ATTIVITÀ
Nel brano sul consumo di alcol, perché una lattina di birra, un bicchiere di vino e un bicchierino di superalcolico valgono ciascuno circa un'unità alcolica? Rispondi in una o due frasi.

BRANO SCELTO
E non si tratta di bersi un bicchiere ogni tanto o durante i pasti e neanche alzare il gomito in occasione sporadiche, non è quello che preoccupa. Ma è quando il consumo diventa abitudinario, prolungato e massiccio. Per i ricercatori scientifici gli indicatori del consumo si basano sull’unità alcolica, che corrisponde a 12 grammi di etanolo all’interno delle bevande. In maniera approssimativa è la quantità presente in una lattina di birra (330 ml), in un bicchiere di vino (125 ml) o in un bicchierino di superalcolico (40 ml). Secondo i dati forniti dall’Osservatorio nazionale alcol dell’Istituto superiore di Sanità alla Società italiana di alcologia, di cui Testino è il presidente, gli uomini che quotidianamente assumono due unità alcoliche e le donne che ne assumono una, ovvero i consumatori che fanno parte della fascia più numerosa ma considerata a basso rischio, secondo le stime, è aumentata del 20 per cento negli ultimi mesi. Otto milioni di persone invece fanno parte della fascia reputata a rischio, ovvero quella delle persone che bevono 2-4 unità (donne) e 3-6 (uomini), una categoria che ha visto l’incremento maggiore: circa il 60 per cento. La cosiddetta fascia di coloro che sono dipendenti, quelle persone che hanno ormai necessità di bere per non stare male, e cioè le donne che assumono più di 4 unità alcoliche al giorno e gli uomini che ne bevono più di 6, è quella più ondivaga e variabile che va da 800 mila a 1 milione.

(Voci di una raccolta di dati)
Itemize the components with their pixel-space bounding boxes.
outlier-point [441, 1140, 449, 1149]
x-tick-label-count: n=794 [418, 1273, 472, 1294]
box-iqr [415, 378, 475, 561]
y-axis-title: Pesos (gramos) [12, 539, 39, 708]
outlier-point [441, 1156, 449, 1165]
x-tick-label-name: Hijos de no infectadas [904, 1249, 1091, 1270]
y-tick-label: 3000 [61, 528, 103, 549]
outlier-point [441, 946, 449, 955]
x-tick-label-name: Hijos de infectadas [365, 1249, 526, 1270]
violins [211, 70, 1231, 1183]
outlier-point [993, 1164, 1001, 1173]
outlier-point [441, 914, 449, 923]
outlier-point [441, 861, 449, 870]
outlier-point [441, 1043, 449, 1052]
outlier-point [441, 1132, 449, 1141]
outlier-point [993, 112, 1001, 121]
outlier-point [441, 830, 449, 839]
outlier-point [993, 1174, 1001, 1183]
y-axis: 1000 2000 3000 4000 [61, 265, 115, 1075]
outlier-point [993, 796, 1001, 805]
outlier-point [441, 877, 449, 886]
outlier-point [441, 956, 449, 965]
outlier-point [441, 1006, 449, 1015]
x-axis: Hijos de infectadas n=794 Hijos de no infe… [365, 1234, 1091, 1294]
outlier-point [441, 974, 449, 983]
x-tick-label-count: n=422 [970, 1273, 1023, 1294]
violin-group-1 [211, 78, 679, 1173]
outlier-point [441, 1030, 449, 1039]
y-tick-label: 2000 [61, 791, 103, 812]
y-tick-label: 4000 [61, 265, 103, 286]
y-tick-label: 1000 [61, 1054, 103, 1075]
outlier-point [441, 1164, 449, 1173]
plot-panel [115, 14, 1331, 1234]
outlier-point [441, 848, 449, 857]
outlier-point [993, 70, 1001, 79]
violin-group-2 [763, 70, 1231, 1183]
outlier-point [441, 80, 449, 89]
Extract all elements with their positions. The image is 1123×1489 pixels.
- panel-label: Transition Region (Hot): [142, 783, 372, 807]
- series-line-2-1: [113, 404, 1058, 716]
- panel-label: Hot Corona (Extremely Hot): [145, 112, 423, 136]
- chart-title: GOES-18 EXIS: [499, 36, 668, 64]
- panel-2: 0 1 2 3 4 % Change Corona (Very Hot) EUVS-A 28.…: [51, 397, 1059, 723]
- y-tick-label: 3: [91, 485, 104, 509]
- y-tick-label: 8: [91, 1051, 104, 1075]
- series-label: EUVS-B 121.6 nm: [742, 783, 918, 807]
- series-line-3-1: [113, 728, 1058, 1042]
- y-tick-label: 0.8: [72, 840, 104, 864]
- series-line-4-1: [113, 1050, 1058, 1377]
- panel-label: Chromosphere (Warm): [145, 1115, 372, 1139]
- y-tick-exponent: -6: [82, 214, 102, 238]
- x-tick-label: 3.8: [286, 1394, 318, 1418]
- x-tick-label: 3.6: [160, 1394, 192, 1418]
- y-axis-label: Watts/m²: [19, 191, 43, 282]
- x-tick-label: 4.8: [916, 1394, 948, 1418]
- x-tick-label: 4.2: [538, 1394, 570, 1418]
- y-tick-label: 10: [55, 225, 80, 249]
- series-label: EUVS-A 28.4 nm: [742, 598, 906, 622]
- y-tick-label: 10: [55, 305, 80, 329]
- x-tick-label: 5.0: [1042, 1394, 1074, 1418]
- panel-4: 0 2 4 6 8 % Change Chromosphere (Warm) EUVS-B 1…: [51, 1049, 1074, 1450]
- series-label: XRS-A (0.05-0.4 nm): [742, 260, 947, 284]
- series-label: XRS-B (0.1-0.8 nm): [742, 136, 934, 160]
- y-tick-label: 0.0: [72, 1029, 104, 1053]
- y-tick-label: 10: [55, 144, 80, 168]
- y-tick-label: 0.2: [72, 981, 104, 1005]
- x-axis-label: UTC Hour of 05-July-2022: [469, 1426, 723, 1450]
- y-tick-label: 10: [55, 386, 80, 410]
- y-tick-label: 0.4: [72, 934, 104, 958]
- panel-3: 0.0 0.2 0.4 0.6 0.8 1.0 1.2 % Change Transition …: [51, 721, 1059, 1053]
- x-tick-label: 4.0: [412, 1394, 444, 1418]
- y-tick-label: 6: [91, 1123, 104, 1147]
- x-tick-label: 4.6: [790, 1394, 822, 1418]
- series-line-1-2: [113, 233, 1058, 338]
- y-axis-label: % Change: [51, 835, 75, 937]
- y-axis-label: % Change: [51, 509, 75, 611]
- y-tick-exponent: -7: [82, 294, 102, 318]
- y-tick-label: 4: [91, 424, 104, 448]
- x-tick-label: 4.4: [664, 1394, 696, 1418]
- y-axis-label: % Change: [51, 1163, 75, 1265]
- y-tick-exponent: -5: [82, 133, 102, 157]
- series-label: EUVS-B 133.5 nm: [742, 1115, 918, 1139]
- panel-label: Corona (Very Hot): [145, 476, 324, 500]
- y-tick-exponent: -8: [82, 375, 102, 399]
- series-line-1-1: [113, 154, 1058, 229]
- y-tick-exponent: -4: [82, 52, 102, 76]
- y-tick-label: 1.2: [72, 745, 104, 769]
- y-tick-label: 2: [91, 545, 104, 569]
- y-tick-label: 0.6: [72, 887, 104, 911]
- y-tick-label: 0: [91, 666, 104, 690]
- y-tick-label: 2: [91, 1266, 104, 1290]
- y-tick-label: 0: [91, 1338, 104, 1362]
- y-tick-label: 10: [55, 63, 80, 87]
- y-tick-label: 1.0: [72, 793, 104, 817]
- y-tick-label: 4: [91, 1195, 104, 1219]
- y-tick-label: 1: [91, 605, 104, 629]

SOLUZIONE SCRITTA
L'unità alcolica corrisponde a 12 grammi di etanolo. Questa è approssimativamente la quantità presente in una lattina di birra da 330 ml, in un bicchiere di vino da 125 ml o in un bicchierino di superalcolico da 40 ml.